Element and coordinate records

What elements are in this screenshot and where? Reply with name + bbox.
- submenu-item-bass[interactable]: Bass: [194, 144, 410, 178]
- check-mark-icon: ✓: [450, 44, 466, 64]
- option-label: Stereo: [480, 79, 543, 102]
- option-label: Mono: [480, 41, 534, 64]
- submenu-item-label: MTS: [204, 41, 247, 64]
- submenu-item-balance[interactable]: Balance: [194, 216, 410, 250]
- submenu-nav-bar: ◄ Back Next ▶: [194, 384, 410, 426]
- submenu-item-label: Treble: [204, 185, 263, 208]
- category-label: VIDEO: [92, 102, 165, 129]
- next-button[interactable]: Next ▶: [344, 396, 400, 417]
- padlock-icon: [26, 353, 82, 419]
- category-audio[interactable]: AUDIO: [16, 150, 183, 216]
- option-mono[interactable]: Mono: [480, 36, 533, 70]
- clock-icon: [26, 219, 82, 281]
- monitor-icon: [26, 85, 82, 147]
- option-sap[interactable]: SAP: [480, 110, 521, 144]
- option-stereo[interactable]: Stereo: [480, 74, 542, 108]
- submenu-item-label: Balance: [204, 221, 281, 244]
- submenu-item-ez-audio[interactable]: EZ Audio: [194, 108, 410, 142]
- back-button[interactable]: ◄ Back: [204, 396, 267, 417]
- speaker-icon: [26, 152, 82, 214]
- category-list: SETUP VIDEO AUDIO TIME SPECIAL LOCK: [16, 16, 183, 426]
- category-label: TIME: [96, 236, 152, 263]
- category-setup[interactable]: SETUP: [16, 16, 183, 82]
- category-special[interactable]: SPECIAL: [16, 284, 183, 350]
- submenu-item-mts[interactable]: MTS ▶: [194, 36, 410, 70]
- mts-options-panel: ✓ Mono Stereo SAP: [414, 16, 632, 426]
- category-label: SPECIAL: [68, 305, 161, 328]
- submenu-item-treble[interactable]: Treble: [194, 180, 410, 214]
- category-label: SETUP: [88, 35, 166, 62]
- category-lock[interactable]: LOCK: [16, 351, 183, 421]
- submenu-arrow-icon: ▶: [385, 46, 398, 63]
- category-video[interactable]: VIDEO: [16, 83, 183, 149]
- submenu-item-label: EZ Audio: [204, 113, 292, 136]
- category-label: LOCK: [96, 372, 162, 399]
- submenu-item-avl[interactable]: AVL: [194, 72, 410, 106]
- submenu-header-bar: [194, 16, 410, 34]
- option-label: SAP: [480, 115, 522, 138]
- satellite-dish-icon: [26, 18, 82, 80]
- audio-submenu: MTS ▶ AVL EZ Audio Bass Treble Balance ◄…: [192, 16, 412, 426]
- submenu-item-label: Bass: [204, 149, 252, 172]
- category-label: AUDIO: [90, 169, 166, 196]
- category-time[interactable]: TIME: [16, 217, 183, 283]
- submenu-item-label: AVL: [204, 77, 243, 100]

→ **PROBLEM STATEMENT**:
Rewrite the records with every "option-label" switched to "option-text". Keep everything else the same.

→ **REPLY TO THE EXERCISE**:
What elements are in this screenshot and where? Reply with name + bbox.
- submenu-item-bass[interactable]: Bass: [194, 144, 410, 178]
- check-mark-icon: ✓: [450, 44, 466, 64]
- option-text: Stereo: [480, 79, 543, 102]
- option-text: Mono: [480, 41, 534, 64]
- submenu-item-label: MTS: [204, 41, 247, 64]
- submenu-item-balance[interactable]: Balance: [194, 216, 410, 250]
- submenu-nav-bar: ◄ Back Next ▶: [194, 384, 410, 426]
- submenu-item-label: Treble: [204, 185, 263, 208]
- category-label: VIDEO: [92, 102, 165, 129]
- next-button[interactable]: Next ▶: [344, 396, 400, 417]
- padlock-icon: [26, 353, 82, 419]
- category-audio[interactable]: AUDIO: [16, 150, 183, 216]
- option-mono[interactable]: Mono: [480, 36, 533, 70]
- clock-icon: [26, 219, 82, 281]
- monitor-icon: [26, 85, 82, 147]
- option-sap[interactable]: SAP: [480, 110, 521, 144]
- option-stereo[interactable]: Stereo: [480, 74, 542, 108]
- submenu-item-label: Balance: [204, 221, 281, 244]
- submenu-item-ez-audio[interactable]: EZ Audio: [194, 108, 410, 142]
- back-button[interactable]: ◄ Back: [204, 396, 267, 417]
- speaker-icon: [26, 152, 82, 214]
- category-list: SETUP VIDEO AUDIO TIME SPECIAL LOCK: [16, 16, 183, 426]
- category-label: TIME: [96, 236, 152, 263]
- category-setup[interactable]: SETUP: [16, 16, 183, 82]
- category-special[interactable]: SPECIAL: [16, 284, 183, 350]
- submenu-item-mts[interactable]: MTS ▶: [194, 36, 410, 70]
- mts-options-panel: ✓ Mono Stereo SAP: [414, 16, 632, 426]
- category-label: SPECIAL: [68, 305, 161, 328]
- submenu-item-treble[interactable]: Treble: [194, 180, 410, 214]
- category-label: SETUP: [88, 35, 166, 62]
- category-lock[interactable]: LOCK: [16, 351, 183, 421]
- submenu-arrow-icon: ▶: [385, 46, 398, 63]
- category-video[interactable]: VIDEO: [16, 83, 183, 149]
- submenu-item-label: EZ Audio: [204, 113, 292, 136]
- category-label: LOCK: [96, 372, 162, 399]
- submenu-item-avl[interactable]: AVL: [194, 72, 410, 106]
- submenu-header-bar: [194, 16, 410, 34]
- option-text: SAP: [480, 115, 522, 138]
- satellite-dish-icon: [26, 18, 82, 80]
- audio-submenu: MTS ▶ AVL EZ Audio Bass Treble Balance ◄…: [192, 16, 412, 426]
- submenu-item-label: Bass: [204, 149, 252, 172]
- category-label: AUDIO: [90, 169, 166, 196]
- category-time[interactable]: TIME: [16, 217, 183, 283]
- submenu-item-label: AVL: [204, 77, 243, 100]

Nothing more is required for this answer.